◆ TASK TO COMPLETE
Your answer should be a single number: the count of lines containing "JSON".

◆ DATA EXTRACT
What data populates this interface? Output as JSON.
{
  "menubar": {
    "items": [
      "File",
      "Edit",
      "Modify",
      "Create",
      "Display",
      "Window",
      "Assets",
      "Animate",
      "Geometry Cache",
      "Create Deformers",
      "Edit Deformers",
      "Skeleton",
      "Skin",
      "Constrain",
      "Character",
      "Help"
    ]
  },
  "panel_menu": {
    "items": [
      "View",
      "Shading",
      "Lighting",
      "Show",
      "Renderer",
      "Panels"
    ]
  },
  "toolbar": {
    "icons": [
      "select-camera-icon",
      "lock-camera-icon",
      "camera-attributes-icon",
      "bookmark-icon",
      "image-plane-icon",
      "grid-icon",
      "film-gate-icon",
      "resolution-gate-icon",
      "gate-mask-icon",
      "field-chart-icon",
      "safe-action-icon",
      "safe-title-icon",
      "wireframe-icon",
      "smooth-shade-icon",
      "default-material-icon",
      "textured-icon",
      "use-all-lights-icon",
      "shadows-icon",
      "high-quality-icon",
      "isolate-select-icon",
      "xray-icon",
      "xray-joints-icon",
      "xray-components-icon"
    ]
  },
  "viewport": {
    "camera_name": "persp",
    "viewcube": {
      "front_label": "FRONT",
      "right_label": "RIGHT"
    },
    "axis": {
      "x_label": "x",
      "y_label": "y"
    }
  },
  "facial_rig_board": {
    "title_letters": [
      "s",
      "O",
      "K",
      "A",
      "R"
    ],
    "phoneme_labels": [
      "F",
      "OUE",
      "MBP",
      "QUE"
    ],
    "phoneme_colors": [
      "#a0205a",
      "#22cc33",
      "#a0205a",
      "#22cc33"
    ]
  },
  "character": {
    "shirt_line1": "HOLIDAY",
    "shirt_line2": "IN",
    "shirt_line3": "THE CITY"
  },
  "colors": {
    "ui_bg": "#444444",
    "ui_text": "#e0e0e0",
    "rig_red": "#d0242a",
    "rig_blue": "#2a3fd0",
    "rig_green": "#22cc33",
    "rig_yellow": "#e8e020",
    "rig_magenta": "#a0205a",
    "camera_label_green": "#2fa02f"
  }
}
--
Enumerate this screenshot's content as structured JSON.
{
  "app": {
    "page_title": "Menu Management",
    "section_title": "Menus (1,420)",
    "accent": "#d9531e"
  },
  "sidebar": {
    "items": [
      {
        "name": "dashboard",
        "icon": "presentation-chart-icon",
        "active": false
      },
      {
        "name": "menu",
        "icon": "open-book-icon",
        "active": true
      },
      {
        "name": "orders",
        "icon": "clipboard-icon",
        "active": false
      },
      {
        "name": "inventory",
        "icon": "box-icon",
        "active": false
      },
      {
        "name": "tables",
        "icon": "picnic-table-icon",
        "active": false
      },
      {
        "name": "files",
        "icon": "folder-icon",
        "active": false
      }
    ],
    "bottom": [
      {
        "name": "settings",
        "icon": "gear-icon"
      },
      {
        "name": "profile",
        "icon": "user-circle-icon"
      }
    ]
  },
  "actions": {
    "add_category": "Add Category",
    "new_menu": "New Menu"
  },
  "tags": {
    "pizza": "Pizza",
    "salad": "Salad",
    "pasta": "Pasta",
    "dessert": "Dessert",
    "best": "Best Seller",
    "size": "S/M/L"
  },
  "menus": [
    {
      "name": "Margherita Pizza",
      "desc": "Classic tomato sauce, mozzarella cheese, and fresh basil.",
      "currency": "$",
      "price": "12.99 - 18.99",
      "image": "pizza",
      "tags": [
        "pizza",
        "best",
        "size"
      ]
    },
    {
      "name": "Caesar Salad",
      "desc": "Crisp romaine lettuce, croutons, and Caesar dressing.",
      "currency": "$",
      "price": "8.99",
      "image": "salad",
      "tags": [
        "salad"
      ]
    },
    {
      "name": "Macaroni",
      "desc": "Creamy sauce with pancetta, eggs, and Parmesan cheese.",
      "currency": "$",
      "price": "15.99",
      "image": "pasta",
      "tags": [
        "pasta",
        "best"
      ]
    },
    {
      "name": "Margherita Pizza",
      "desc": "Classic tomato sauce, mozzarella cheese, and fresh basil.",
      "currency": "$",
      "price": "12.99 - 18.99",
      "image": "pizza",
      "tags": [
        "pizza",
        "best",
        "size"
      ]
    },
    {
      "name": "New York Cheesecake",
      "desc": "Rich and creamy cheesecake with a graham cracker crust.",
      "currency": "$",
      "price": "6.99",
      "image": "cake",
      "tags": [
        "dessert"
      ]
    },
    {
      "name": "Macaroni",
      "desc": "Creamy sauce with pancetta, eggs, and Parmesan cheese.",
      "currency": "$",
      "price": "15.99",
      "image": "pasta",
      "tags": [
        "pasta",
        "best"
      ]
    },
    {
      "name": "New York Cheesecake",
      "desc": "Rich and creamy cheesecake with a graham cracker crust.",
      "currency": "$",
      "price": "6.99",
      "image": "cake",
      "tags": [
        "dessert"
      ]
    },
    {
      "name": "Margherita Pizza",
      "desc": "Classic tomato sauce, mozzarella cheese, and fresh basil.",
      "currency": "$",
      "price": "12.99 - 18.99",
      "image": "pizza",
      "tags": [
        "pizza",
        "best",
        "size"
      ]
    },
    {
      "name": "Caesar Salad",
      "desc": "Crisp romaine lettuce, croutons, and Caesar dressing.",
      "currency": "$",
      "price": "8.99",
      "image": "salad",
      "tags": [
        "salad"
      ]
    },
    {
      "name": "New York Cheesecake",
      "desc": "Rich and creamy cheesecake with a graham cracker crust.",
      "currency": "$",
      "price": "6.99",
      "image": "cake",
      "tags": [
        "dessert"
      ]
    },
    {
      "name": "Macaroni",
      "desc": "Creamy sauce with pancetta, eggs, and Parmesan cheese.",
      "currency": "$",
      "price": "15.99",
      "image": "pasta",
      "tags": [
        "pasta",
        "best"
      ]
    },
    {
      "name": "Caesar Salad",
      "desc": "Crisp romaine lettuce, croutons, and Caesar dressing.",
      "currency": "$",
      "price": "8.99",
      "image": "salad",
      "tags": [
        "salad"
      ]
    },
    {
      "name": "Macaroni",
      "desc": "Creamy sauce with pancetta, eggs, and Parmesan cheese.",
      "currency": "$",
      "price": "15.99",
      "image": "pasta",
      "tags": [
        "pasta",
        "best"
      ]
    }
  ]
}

◆ RESULT OF THE TASK
2